Problem description
Quote the whole listing word for word. Do not include the pictures.

Chart and figure data:
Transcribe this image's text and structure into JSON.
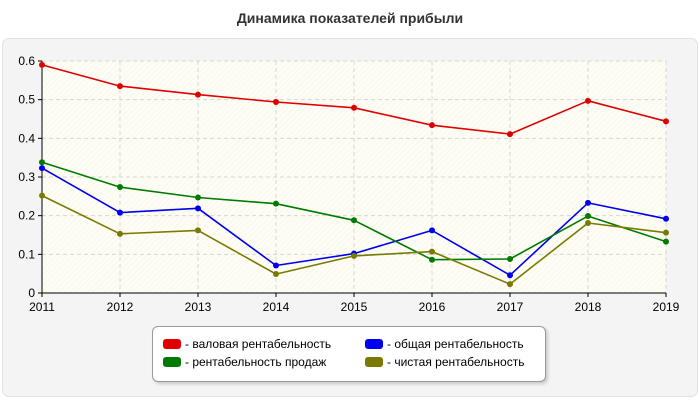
{
  "chart_data": {
    "type": "line",
    "title": "Динамика показателей прибыли",
    "xlabel": "",
    "ylabel": "",
    "x": [
      "2011",
      "2012",
      "2013",
      "2014",
      "2015",
      "2016",
      "2017",
      "2018",
      "2019"
    ],
    "ylim": [
      0,
      0.6
    ],
    "yticks": [
      "0",
      "0.1",
      "0.2",
      "0.3",
      "0.4",
      "0.5",
      "0.6"
    ],
    "grid": true,
    "legend_position": "bottom",
    "series": [
      {
        "name": "- валовая рентабельность",
        "color": "#e00000",
        "values": [
          0.59,
          0.535,
          0.513,
          0.494,
          0.479,
          0.434,
          0.411,
          0.497,
          0.444
        ]
      },
      {
        "name": "- общая рентабельность",
        "color": "#0000ee",
        "values": [
          0.323,
          0.208,
          0.219,
          0.071,
          0.102,
          0.162,
          0.046,
          0.233,
          0.192
        ]
      },
      {
        "name": "- рентабельность продаж",
        "color": "#007a00",
        "values": [
          0.338,
          0.274,
          0.247,
          0.231,
          0.188,
          0.086,
          0.088,
          0.199,
          0.133
        ]
      },
      {
        "name": "- чистая рентабельность",
        "color": "#7a7a00",
        "values": [
          0.252,
          0.153,
          0.162,
          0.049,
          0.096,
          0.107,
          0.023,
          0.181,
          0.156
        ]
      }
    ]
  }
}
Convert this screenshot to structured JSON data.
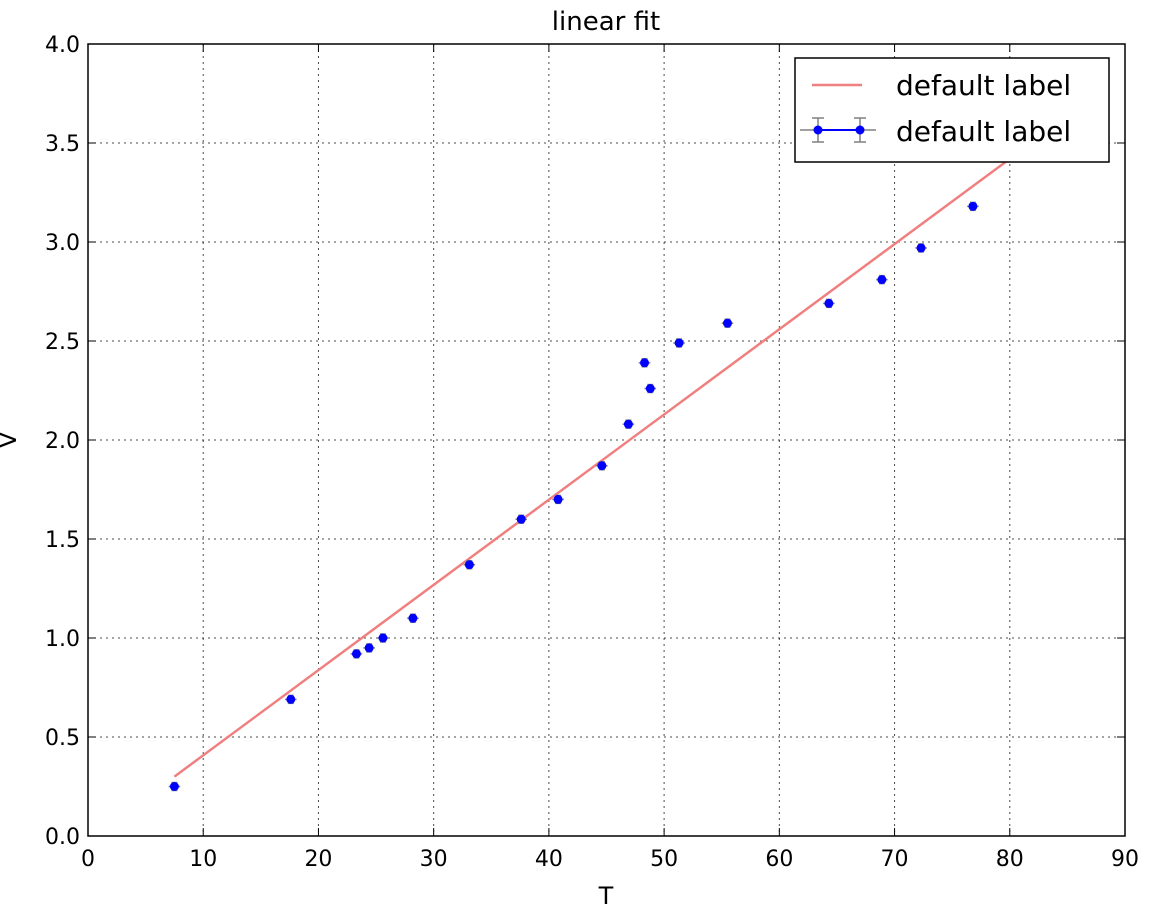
{
  "chart_data": {
    "type": "scatter",
    "title": "linear fit",
    "xlabel": "T",
    "ylabel": "V",
    "xlim": [
      0,
      90
    ],
    "ylim": [
      0.0,
      4.0
    ],
    "xticks": [
      "0",
      "10",
      "20",
      "30",
      "40",
      "50",
      "60",
      "70",
      "80",
      "90"
    ],
    "yticks": [
      "0.0",
      "0.5",
      "1.0",
      "1.5",
      "2.0",
      "2.5",
      "3.0",
      "3.5",
      "4.0"
    ],
    "grid": true,
    "legend_position": "top-right",
    "series": [
      {
        "name": "default label",
        "kind": "line",
        "color": "#f08080",
        "x": [
          7.5,
          80
        ],
        "y": [
          0.3,
          3.42
        ]
      },
      {
        "name": "default label",
        "kind": "errorbar",
        "color": "#0000ff",
        "errorbar_color": "#808080",
        "x": [
          7.5,
          17.6,
          23.3,
          24.4,
          25.6,
          28.2,
          33.1,
          37.6,
          40.8,
          44.6,
          46.9,
          48.3,
          48.8,
          51.3,
          55.5,
          64.3,
          68.9,
          72.3,
          76.8
        ],
        "y": [
          0.25,
          0.69,
          0.92,
          0.95,
          1.0,
          1.1,
          1.37,
          1.6,
          1.7,
          1.87,
          2.08,
          2.39,
          2.26,
          2.49,
          2.59,
          2.69,
          2.81,
          2.97,
          3.18
        ],
        "x_error": 0.5,
        "y_error": 0.02
      }
    ]
  }
}
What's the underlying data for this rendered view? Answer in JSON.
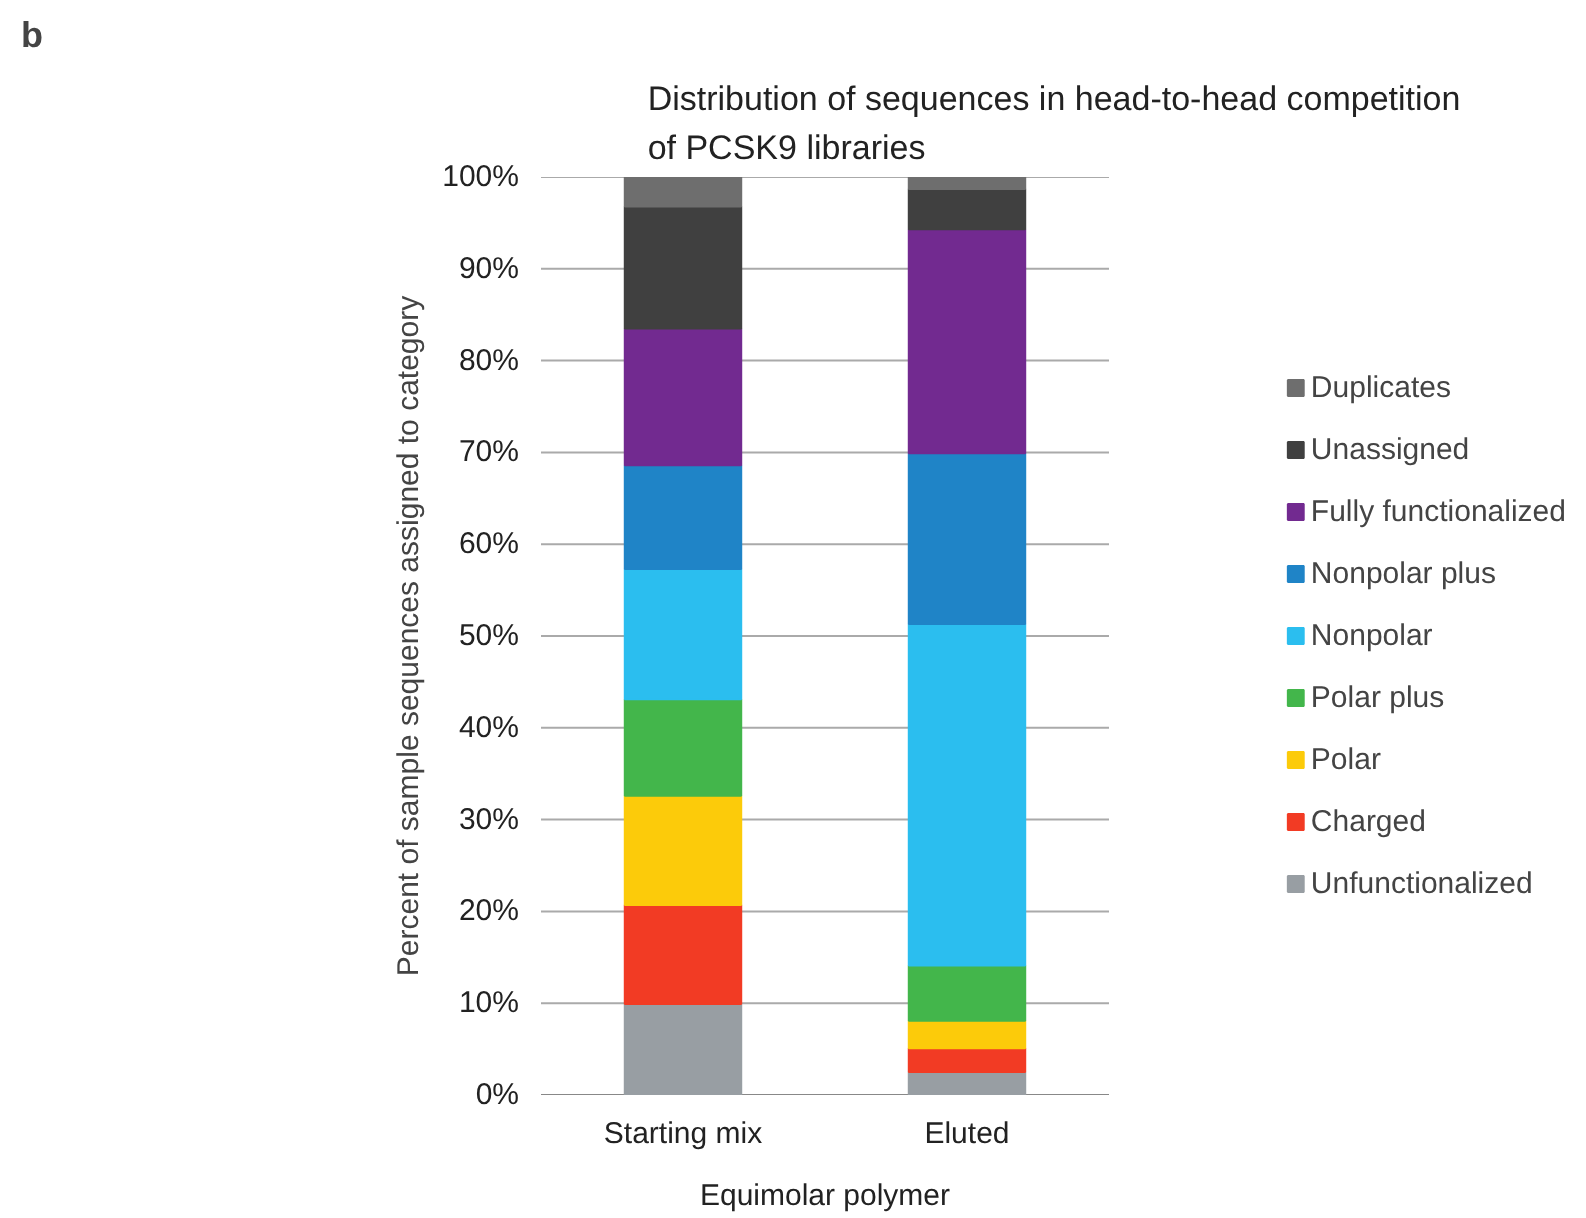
{
  "chart_data": {
    "type": "bar",
    "stacked": true,
    "title": "Distribution of sequences in head-to-head competition\nof PCSK9 libraries",
    "ylabel": "Percent of sample sequences assigned to category",
    "xlabel": "Equimolar polymer",
    "annotations": [
      "b"
    ],
    "categories": [
      "Starting mix",
      "Eluted"
    ],
    "series": [
      {
        "name": "Unfunctionalized",
        "color": "#989ea3",
        "values": [
          9.9,
          2.5
        ]
      },
      {
        "name": "Charged",
        "color": "#f23b24",
        "values": [
          10.8,
          2.6
        ]
      },
      {
        "name": "Polar",
        "color": "#fccb0a",
        "values": [
          11.9,
          3.0
        ]
      },
      {
        "name": "Polar plus",
        "color": "#43b64b",
        "values": [
          10.5,
          6.0
        ]
      },
      {
        "name": "Nonpolar",
        "color": "#2bbeef",
        "values": [
          14.2,
          37.2
        ]
      },
      {
        "name": "Nonpolar plus",
        "color": "#1f84c7",
        "values": [
          11.3,
          18.6
        ]
      },
      {
        "name": "Fully functionalized",
        "color": "#722a90",
        "values": [
          14.9,
          24.4
        ]
      },
      {
        "name": "Unassigned",
        "color": "#404040",
        "values": [
          13.3,
          4.4
        ]
      },
      {
        "name": "Duplicates",
        "color": "#6e6e6e",
        "values": [
          3.2,
          1.3
        ]
      }
    ],
    "ylim": [
      0,
      100
    ],
    "yticks": [
      {
        "value": 0,
        "label": "0%"
      },
      {
        "value": 10,
        "label": "10%"
      },
      {
        "value": 20,
        "label": "20%"
      },
      {
        "value": 30,
        "label": "30%"
      },
      {
        "value": 40,
        "label": "40%"
      },
      {
        "value": 50,
        "label": "50%"
      },
      {
        "value": 60,
        "label": "60%"
      },
      {
        "value": 70,
        "label": "70%"
      },
      {
        "value": 80,
        "label": "80%"
      },
      {
        "value": 90,
        "label": "90%"
      },
      {
        "value": 100,
        "label": "100%"
      }
    ],
    "grid": "y",
    "legend": "right"
  }
}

Answer below
Transcribe this image's text and structure into JSON.
{
  "chart_data": {
    "type": "line",
    "title": "Динамика показателей прибыли",
    "xlabel": "",
    "ylabel": "",
    "x": [
      "2011",
      "2012",
      "2013",
      "2014",
      "2015",
      "2016",
      "2017",
      "2018",
      "2019"
    ],
    "ylim": [
      0,
      0.6
    ],
    "yticks": [
      "0",
      "0.1",
      "0.2",
      "0.3",
      "0.4",
      "0.5",
      "0.6"
    ],
    "grid": true,
    "legend_position": "bottom",
    "series": [
      {
        "name": "- валовая рентабельность",
        "color": "#e00000",
        "values": [
          0.59,
          0.535,
          0.513,
          0.494,
          0.479,
          0.434,
          0.411,
          0.497,
          0.444
        ]
      },
      {
        "name": "- общая рентабельность",
        "color": "#0000ee",
        "values": [
          0.323,
          0.208,
          0.219,
          0.071,
          0.102,
          0.162,
          0.046,
          0.233,
          0.192
        ]
      },
      {
        "name": "- рентабельность продаж",
        "color": "#007a00",
        "values": [
          0.338,
          0.274,
          0.247,
          0.231,
          0.188,
          0.086,
          0.088,
          0.199,
          0.133
        ]
      },
      {
        "name": "- чистая рентабельность",
        "color": "#7a7a00",
        "values": [
          0.252,
          0.153,
          0.162,
          0.049,
          0.096,
          0.107,
          0.023,
          0.181,
          0.156
        ]
      }
    ]
  }
}
Convert this screenshot to structured JSON data.
{
  "chart_data": {
    "type": "scatter",
    "title": "linear fit",
    "xlabel": "T",
    "ylabel": "V",
    "xlim": [
      0,
      90
    ],
    "ylim": [
      0.0,
      4.0
    ],
    "xticks": [
      "0",
      "10",
      "20",
      "30",
      "40",
      "50",
      "60",
      "70",
      "80",
      "90"
    ],
    "yticks": [
      "0.0",
      "0.5",
      "1.0",
      "1.5",
      "2.0",
      "2.5",
      "3.0",
      "3.5",
      "4.0"
    ],
    "grid": true,
    "legend_position": "top-right",
    "series": [
      {
        "name": "default label",
        "kind": "line",
        "color": "#f08080",
        "x": [
          7.5,
          80
        ],
        "y": [
          0.3,
          3.42
        ]
      },
      {
        "name": "default label",
        "kind": "errorbar",
        "color": "#0000ff",
        "errorbar_color": "#808080",
        "x": [
          7.5,
          17.6,
          23.3,
          24.4,
          25.6,
          28.2,
          33.1,
          37.6,
          40.8,
          44.6,
          46.9,
          48.3,
          48.8,
          51.3,
          55.5,
          64.3,
          68.9,
          72.3,
          76.8
        ],
        "y": [
          0.25,
          0.69,
          0.92,
          0.95,
          1.0,
          1.1,
          1.37,
          1.6,
          1.7,
          1.87,
          2.08,
          2.39,
          2.26,
          2.49,
          2.59,
          2.69,
          2.81,
          2.97,
          3.18
        ],
        "x_error": 0.5,
        "y_error": 0.02
      }
    ]
  }
}
What's the underlying data for this rendered view? Answer in JSON.
{
  "chart_data": {
    "type": "bar",
    "stacked": true,
    "title": "Distribution of sequences in head-to-head competition\nof PCSK9 libraries",
    "ylabel": "Percent of sample sequences assigned to category",
    "xlabel": "Equimolar polymer",
    "annotations": [
      "b"
    ],
    "categories": [
      "Starting mix",
      "Eluted"
    ],
    "series": [
      {
        "name": "Unfunctionalized",
        "color": "#989ea3",
        "values": [
          9.9,
          2.5
        ]
      },
      {
        "name": "Charged",
        "color": "#f23b24",
        "values": [
          10.8,
          2.6
        ]
      },
      {
        "name": "Polar",
        "color": "#fccb0a",
        "values": [
          11.9,
          3.0
        ]
      },
      {
        "name": "Polar plus",
        "color": "#43b64b",
        "values": [
          10.5,
          6.0
        ]
      },
      {
        "name": "Nonpolar",
        "color": "#2bbeef",
        "values": [
          14.2,
          37.2
        ]
      },
      {
        "name": "Nonpolar plus",
        "color": "#1f84c7",
        "values": [
          11.3,
          18.6
        ]
      },
      {
        "name": "Fully functionalized",
        "color": "#722a90",
        "values": [
          14.9,
          24.4
        ]
      },
      {
        "name": "Unassigned",
        "color": "#404040",
        "values": [
          13.3,
          4.4
        ]
      },
      {
        "name": "Duplicates",
        "color": "#6e6e6e",
        "values": [
          3.2,
          1.3
        ]
      }
    ],
    "ylim": [
      0,
      100
    ],
    "yticks": [
      {
        "value": 0,
        "label": "0%"
      },
      {
        "value": 10,
        "label": "10%"
      },
      {
        "value": 20,
        "label": "20%"
      },
      {
        "value": 30,
        "label": "30%"
      },
      {
        "value": 40,
        "label": "40%"
      },
      {
        "value": 50,
        "label": "50%"
      },
      {
        "value": 60,
        "label": "60%"
      },
      {
        "value": 70,
        "label": "70%"
      },
      {
        "value": 80,
        "label": "80%"
      },
      {
        "value": 90,
        "label": "90%"
      },
      {
        "value": 100,
        "label": "100%"
      }
    ],
    "grid": "y",
    "legend": "right"
  }
}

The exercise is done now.